- What the exercise asks
Gather every line holding the string "группа".

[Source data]
· · · ·

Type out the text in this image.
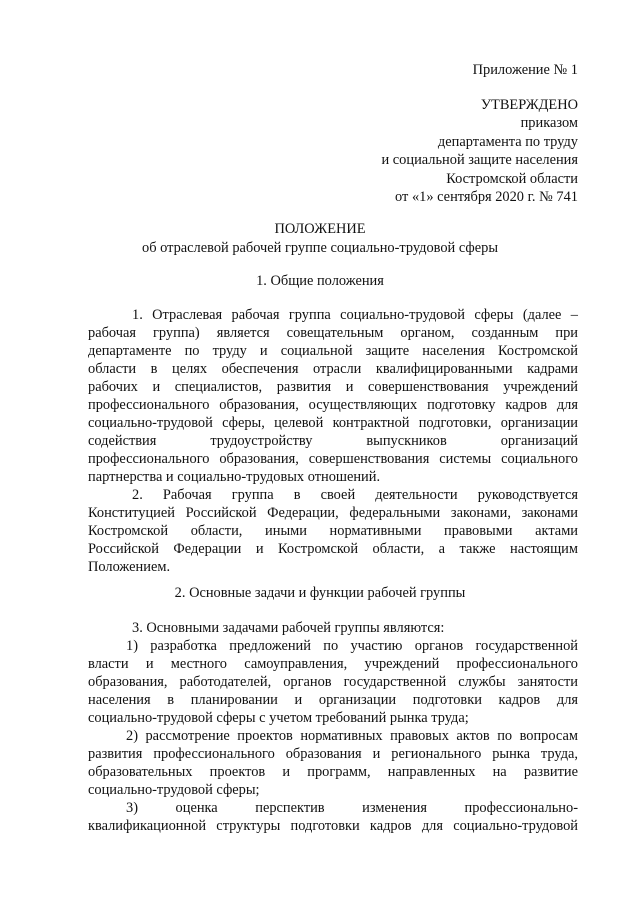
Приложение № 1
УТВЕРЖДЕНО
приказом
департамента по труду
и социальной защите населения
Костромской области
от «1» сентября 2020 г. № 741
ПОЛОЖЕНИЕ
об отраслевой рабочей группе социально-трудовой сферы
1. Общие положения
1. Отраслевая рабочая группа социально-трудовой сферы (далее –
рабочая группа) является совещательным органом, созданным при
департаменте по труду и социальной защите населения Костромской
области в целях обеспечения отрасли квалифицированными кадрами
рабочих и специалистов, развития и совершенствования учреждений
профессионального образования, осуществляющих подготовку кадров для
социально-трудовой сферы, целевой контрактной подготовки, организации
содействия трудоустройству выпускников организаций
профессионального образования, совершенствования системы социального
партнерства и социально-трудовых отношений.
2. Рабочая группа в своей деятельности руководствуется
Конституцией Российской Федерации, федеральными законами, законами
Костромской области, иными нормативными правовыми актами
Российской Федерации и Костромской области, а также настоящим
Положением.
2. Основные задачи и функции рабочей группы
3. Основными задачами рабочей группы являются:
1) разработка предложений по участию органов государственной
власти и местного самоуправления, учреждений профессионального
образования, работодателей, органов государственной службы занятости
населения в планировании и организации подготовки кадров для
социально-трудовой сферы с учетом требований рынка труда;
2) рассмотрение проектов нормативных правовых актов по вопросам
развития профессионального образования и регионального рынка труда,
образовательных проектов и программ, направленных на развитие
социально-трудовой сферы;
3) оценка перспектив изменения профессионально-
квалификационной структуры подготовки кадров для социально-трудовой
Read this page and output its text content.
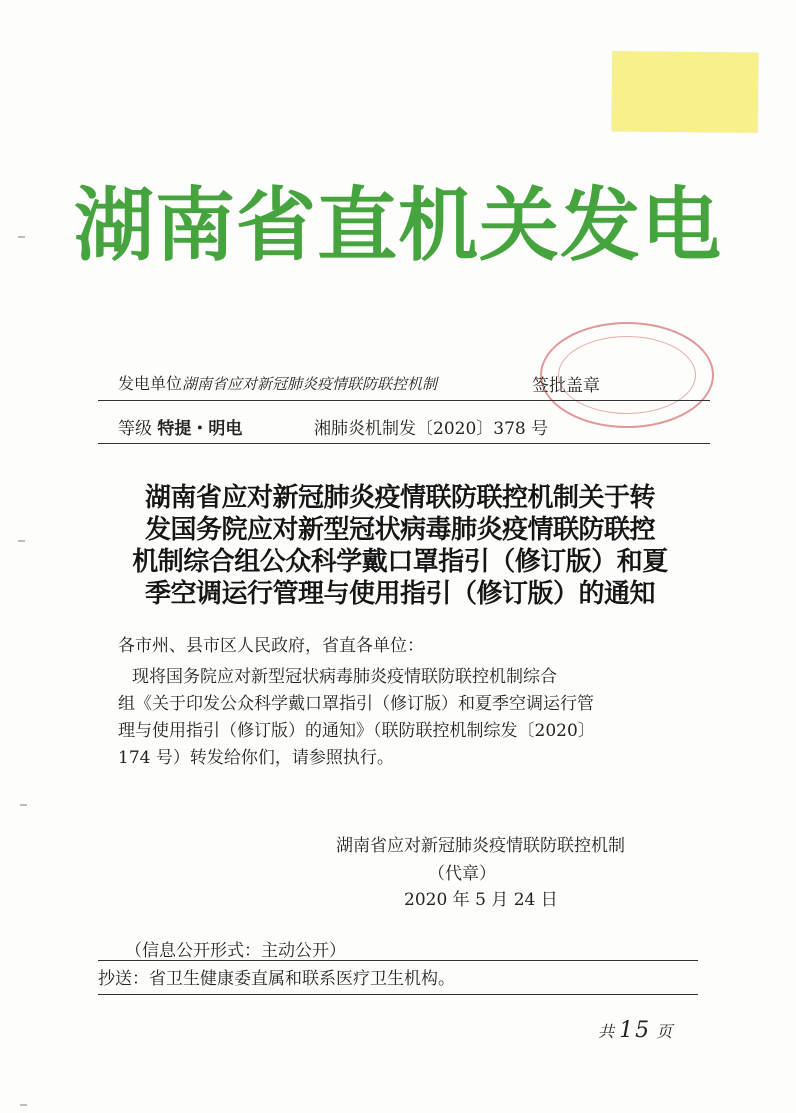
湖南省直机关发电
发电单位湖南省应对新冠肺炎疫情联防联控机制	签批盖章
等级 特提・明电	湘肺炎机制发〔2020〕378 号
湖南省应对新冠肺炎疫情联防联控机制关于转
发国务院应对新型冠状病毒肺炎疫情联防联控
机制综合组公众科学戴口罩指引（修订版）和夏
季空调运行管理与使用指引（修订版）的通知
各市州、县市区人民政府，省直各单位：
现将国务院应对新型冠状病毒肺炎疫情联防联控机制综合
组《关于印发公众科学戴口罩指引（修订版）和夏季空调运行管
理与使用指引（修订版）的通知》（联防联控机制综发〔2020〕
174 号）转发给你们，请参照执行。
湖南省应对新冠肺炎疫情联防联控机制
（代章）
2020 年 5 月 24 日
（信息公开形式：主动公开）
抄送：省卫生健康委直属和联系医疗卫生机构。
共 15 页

· · · ·

- Response to the exercise
1. Отраслевая рабочая группа социально-трудовой сферы (далее –
рабочая группа) является совещательным органом, созданным при
2. Рабочая группа в своей деятельности руководствуется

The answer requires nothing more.